## [Brief]
Copy out, from the entries below, each line holding the string "wird".

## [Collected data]
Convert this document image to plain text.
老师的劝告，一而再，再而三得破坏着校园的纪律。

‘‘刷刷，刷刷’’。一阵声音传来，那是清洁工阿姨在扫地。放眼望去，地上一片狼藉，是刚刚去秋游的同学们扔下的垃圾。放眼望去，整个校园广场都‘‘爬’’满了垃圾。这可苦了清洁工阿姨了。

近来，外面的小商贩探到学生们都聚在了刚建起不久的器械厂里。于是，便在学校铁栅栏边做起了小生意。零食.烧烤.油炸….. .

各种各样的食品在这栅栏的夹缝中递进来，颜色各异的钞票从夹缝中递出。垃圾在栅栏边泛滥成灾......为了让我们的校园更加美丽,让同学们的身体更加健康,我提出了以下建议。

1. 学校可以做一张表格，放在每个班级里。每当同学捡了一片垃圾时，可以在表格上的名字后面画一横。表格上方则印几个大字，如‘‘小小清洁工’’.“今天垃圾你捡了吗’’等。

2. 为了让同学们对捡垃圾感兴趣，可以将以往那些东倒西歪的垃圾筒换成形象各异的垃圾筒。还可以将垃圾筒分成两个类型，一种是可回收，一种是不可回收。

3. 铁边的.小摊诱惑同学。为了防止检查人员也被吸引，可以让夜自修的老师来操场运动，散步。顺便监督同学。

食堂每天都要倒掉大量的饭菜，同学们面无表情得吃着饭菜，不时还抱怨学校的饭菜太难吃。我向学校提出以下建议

...

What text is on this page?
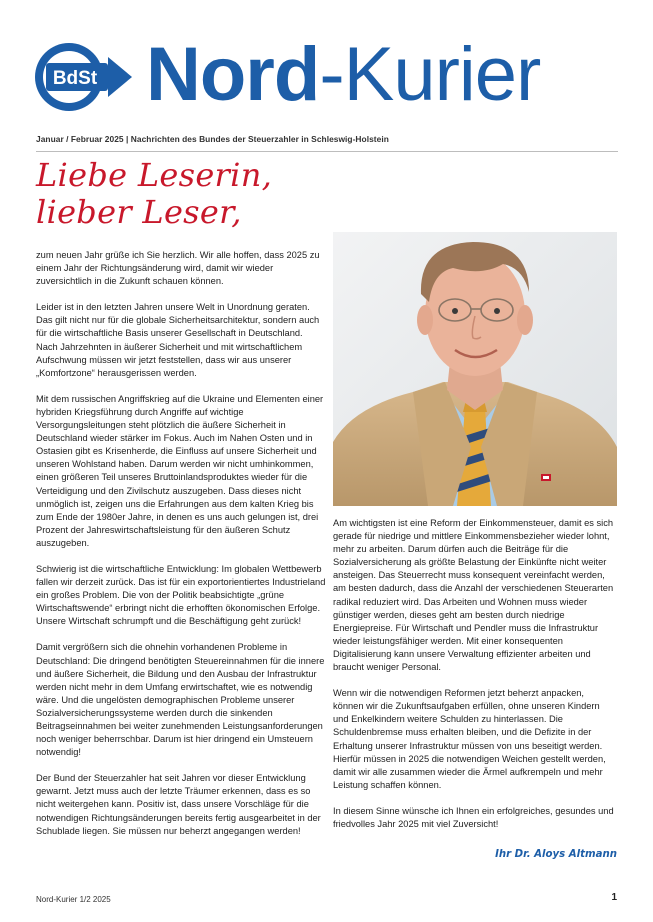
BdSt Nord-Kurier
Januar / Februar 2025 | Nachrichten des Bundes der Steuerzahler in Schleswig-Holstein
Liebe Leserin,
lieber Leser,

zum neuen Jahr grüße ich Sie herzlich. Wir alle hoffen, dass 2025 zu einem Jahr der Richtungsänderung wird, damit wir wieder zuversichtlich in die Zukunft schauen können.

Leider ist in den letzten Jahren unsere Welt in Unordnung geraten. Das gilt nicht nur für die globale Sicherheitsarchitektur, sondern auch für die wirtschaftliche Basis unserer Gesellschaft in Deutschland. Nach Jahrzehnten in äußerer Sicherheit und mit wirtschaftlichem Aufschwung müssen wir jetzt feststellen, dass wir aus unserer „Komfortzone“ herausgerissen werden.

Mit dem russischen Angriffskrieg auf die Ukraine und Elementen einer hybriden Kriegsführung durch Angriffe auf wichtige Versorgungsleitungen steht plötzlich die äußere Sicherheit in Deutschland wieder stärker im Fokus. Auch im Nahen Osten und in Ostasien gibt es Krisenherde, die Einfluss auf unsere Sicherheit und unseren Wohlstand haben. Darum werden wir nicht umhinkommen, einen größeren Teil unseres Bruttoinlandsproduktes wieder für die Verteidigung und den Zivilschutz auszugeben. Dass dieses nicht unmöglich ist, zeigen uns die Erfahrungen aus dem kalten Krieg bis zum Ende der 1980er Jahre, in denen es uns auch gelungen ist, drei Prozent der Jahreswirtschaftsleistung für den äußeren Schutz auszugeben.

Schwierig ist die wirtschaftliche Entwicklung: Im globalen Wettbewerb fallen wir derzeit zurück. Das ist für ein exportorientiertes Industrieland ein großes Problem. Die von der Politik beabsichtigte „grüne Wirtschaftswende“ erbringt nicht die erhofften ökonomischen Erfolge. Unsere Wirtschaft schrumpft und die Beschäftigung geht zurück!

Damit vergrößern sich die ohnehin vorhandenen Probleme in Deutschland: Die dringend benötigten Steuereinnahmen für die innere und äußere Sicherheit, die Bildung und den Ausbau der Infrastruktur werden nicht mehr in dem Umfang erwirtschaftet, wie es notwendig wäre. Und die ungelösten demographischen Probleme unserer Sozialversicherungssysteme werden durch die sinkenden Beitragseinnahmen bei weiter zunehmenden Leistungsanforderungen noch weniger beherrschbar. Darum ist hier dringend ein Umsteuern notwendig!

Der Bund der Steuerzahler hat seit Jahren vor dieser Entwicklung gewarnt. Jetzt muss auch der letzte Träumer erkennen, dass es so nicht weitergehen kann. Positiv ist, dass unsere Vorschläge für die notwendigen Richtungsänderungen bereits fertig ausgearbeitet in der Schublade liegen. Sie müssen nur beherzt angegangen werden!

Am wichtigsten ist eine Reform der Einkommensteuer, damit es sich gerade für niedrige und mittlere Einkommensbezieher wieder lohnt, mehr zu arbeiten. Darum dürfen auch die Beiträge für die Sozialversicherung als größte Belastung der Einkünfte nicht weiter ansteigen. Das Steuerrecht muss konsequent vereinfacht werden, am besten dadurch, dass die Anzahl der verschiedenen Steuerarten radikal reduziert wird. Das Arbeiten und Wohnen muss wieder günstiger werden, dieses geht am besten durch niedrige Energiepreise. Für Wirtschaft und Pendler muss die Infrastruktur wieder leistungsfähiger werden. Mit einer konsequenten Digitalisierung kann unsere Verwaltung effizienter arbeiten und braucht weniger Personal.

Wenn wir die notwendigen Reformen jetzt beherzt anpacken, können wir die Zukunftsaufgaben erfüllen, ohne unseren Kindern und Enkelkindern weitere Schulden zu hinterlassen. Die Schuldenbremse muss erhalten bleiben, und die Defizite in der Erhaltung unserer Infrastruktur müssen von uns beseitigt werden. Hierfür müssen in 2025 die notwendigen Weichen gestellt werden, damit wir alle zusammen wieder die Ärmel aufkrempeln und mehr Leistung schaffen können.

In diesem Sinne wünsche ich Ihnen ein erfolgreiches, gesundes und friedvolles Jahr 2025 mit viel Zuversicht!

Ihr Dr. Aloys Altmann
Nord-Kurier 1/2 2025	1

==

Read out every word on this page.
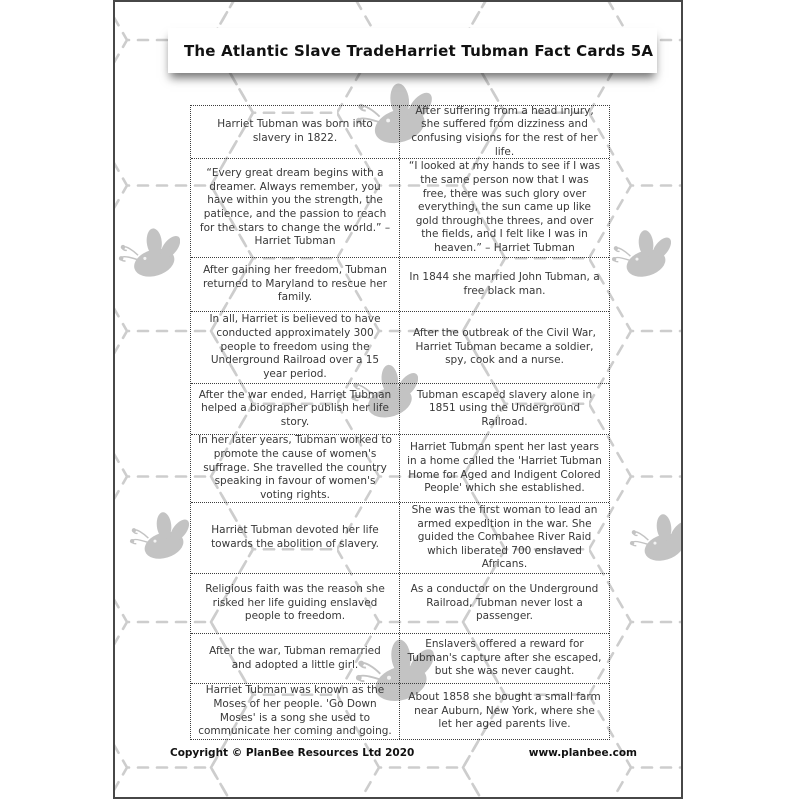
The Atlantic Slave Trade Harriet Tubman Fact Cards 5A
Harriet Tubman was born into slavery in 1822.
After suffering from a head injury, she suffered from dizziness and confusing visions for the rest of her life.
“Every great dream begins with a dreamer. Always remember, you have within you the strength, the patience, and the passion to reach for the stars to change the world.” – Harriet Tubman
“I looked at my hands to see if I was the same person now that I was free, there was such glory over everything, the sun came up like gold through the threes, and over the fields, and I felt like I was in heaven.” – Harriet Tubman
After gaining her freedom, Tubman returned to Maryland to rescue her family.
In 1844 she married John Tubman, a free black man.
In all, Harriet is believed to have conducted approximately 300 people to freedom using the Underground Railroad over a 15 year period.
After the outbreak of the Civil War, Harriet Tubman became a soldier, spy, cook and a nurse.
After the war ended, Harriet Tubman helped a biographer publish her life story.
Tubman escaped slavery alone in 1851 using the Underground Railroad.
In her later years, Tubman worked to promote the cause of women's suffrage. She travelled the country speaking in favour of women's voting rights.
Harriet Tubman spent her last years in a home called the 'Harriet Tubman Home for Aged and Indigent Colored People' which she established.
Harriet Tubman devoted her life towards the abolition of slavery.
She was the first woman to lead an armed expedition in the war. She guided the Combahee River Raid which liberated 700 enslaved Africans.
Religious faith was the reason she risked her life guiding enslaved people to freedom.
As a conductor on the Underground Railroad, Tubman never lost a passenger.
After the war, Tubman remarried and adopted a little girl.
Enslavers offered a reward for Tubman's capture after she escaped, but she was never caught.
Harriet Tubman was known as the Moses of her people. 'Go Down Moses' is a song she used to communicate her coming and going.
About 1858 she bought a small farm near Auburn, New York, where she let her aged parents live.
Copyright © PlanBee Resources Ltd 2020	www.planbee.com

## [Task solution]
zum neuen Jahr grüße ich Sie herzlich. Wir alle hoffen, dass 2025 zu einem Jahr der Richtungsänderung wird, damit wir wieder zuversichtlich in die Zukunft schauen können.
Am wichtigsten ist eine Reform der Einkommensteuer, damit es sich gerade für niedrige und mittlere Einkommensbezieher wieder lohnt, mehr zu arbeiten. Darum dürfen auch die Beiträge für die Sozialversicherung als größte Belastung der Einkünfte nicht weiter ansteigen. Das Steuerrecht muss konsequent vereinfacht werden, am besten dadurch, dass die Anzahl der verschiedenen Steuerarten radikal reduziert wird. Das Arbeiten und Wohnen muss wieder günstiger werden, dieses geht am besten durch niedrige Energiepreise. Für Wirtschaft und Pendler muss die Infrastruktur wieder leistungsfähiger werden. Mit einer konsequenten Digitalisierung kann unsere Verwaltung effizienter arbeiten und braucht weniger Personal.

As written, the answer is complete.